[Figure contents as structured data]
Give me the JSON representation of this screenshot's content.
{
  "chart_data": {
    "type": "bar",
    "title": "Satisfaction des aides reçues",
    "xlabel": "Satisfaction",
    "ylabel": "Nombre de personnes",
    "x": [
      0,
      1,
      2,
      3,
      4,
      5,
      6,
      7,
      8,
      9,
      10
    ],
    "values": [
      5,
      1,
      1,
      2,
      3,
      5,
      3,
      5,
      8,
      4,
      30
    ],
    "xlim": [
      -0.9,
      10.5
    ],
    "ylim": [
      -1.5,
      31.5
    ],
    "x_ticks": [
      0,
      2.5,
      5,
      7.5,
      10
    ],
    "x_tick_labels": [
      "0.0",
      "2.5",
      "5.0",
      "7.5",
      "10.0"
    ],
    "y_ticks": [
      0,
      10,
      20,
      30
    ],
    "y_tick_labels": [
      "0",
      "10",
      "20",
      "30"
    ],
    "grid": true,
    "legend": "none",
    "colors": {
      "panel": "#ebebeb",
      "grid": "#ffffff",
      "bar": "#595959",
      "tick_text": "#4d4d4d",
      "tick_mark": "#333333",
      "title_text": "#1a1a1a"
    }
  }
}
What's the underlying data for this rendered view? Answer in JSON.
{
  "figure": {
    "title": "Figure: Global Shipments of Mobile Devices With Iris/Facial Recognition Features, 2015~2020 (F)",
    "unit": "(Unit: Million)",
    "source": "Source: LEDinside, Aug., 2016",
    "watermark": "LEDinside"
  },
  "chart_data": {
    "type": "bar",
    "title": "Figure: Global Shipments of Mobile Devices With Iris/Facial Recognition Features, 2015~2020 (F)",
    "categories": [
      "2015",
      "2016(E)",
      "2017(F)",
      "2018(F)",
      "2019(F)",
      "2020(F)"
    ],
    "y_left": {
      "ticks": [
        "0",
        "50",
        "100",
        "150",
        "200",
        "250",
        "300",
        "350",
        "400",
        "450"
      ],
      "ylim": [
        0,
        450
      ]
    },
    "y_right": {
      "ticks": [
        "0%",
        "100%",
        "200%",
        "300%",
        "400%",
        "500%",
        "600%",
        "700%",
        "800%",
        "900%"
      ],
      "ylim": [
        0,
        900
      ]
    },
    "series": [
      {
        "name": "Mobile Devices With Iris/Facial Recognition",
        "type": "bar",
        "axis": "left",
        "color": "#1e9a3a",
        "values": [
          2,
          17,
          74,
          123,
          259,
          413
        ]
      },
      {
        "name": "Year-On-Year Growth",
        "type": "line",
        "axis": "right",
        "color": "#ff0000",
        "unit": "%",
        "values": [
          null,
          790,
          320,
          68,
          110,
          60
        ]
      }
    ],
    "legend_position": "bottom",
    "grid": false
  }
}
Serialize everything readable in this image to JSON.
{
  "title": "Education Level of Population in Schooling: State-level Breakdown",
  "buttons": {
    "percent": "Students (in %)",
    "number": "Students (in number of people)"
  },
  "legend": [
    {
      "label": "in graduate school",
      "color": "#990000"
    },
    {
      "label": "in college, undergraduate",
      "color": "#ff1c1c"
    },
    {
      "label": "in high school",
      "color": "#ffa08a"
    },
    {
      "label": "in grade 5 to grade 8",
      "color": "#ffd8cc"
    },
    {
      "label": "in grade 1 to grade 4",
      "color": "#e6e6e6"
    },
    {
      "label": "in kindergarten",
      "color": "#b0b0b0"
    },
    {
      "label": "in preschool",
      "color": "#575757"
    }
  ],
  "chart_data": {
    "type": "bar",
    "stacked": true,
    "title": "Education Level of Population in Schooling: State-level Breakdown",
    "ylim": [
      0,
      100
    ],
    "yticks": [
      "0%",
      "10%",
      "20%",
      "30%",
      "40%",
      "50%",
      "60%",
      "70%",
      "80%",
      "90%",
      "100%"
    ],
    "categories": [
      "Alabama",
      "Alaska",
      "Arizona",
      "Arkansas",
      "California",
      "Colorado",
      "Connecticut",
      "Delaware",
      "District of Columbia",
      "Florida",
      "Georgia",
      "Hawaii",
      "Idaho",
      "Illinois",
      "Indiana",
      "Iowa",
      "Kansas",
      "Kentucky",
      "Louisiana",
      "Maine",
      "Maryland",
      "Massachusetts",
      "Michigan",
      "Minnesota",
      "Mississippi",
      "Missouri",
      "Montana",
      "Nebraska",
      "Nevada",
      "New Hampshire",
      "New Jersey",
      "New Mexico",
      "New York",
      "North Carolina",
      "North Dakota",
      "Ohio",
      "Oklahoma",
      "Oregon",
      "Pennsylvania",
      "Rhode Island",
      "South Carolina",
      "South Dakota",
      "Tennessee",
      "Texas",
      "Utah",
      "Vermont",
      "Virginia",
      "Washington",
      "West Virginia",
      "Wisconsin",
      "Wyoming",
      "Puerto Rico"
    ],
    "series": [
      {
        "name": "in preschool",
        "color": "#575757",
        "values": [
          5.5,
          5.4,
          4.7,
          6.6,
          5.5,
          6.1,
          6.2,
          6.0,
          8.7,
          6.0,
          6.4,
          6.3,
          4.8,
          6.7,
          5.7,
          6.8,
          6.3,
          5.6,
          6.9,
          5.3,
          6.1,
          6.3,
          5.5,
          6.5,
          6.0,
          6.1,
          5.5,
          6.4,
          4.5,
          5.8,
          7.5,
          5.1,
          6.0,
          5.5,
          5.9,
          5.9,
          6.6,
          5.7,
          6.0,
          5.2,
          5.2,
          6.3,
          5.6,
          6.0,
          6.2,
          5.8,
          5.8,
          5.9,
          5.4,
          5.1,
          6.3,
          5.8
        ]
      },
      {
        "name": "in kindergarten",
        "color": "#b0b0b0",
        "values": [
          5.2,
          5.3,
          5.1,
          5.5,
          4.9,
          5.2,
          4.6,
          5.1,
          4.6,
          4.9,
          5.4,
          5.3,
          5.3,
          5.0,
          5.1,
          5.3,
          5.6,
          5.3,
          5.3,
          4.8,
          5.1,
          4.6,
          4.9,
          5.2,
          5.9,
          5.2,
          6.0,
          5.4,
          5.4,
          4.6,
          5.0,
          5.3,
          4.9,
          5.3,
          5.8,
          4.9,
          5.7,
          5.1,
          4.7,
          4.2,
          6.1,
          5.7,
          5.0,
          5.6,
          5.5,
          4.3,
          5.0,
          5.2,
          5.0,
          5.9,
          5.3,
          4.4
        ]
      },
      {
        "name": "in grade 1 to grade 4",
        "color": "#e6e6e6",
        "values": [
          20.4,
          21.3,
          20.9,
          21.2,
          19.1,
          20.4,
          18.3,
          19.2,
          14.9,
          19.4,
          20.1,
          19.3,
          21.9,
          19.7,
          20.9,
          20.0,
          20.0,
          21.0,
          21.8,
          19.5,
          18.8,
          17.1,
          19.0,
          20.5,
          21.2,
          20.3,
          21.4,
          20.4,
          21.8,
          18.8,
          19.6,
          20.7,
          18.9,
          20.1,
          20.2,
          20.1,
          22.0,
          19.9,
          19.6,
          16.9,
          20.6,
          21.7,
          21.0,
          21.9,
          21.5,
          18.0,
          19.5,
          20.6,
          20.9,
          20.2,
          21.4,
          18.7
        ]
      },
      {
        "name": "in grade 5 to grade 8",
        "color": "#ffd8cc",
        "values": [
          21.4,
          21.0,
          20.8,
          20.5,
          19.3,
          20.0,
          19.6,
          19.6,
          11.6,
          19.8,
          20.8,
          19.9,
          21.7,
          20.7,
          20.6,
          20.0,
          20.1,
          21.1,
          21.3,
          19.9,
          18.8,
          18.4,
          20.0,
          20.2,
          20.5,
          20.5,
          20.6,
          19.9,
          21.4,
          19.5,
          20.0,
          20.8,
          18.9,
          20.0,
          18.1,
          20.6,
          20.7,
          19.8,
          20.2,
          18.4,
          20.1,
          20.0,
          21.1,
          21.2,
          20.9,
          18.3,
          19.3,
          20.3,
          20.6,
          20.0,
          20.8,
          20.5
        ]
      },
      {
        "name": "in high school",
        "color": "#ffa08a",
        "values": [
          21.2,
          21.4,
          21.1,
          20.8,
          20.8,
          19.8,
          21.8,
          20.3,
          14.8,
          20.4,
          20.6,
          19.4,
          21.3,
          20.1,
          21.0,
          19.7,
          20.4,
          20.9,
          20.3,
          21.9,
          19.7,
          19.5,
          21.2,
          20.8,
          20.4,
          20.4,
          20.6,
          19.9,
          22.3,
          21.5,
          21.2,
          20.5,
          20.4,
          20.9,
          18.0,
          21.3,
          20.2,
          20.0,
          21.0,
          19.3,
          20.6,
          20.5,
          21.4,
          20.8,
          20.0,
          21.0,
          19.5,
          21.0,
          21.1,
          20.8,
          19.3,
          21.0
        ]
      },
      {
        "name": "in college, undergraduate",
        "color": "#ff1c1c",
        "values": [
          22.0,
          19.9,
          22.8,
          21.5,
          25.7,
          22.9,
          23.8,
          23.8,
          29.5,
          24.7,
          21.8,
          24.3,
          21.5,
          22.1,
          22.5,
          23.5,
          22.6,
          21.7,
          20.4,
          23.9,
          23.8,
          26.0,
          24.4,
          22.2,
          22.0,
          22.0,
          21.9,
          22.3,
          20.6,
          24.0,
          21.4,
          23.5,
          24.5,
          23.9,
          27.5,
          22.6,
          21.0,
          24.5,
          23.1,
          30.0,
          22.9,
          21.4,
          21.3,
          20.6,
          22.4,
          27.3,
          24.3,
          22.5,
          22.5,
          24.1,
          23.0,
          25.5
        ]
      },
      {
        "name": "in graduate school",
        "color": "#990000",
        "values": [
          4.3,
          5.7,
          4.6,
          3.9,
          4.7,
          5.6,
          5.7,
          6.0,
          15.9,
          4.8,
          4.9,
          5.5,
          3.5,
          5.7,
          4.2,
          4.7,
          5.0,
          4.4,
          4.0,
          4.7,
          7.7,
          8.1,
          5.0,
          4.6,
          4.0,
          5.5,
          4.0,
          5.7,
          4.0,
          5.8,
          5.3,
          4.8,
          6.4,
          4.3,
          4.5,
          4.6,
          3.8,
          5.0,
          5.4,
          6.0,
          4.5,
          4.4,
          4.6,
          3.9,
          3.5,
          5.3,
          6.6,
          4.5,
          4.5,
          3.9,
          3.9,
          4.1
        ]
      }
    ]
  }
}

(Task instructions):
Copy out each line that contains the word "kindergarten".

(Answer to the problem):
      "label": "in kindergarten",
        "name": "in kindergarten",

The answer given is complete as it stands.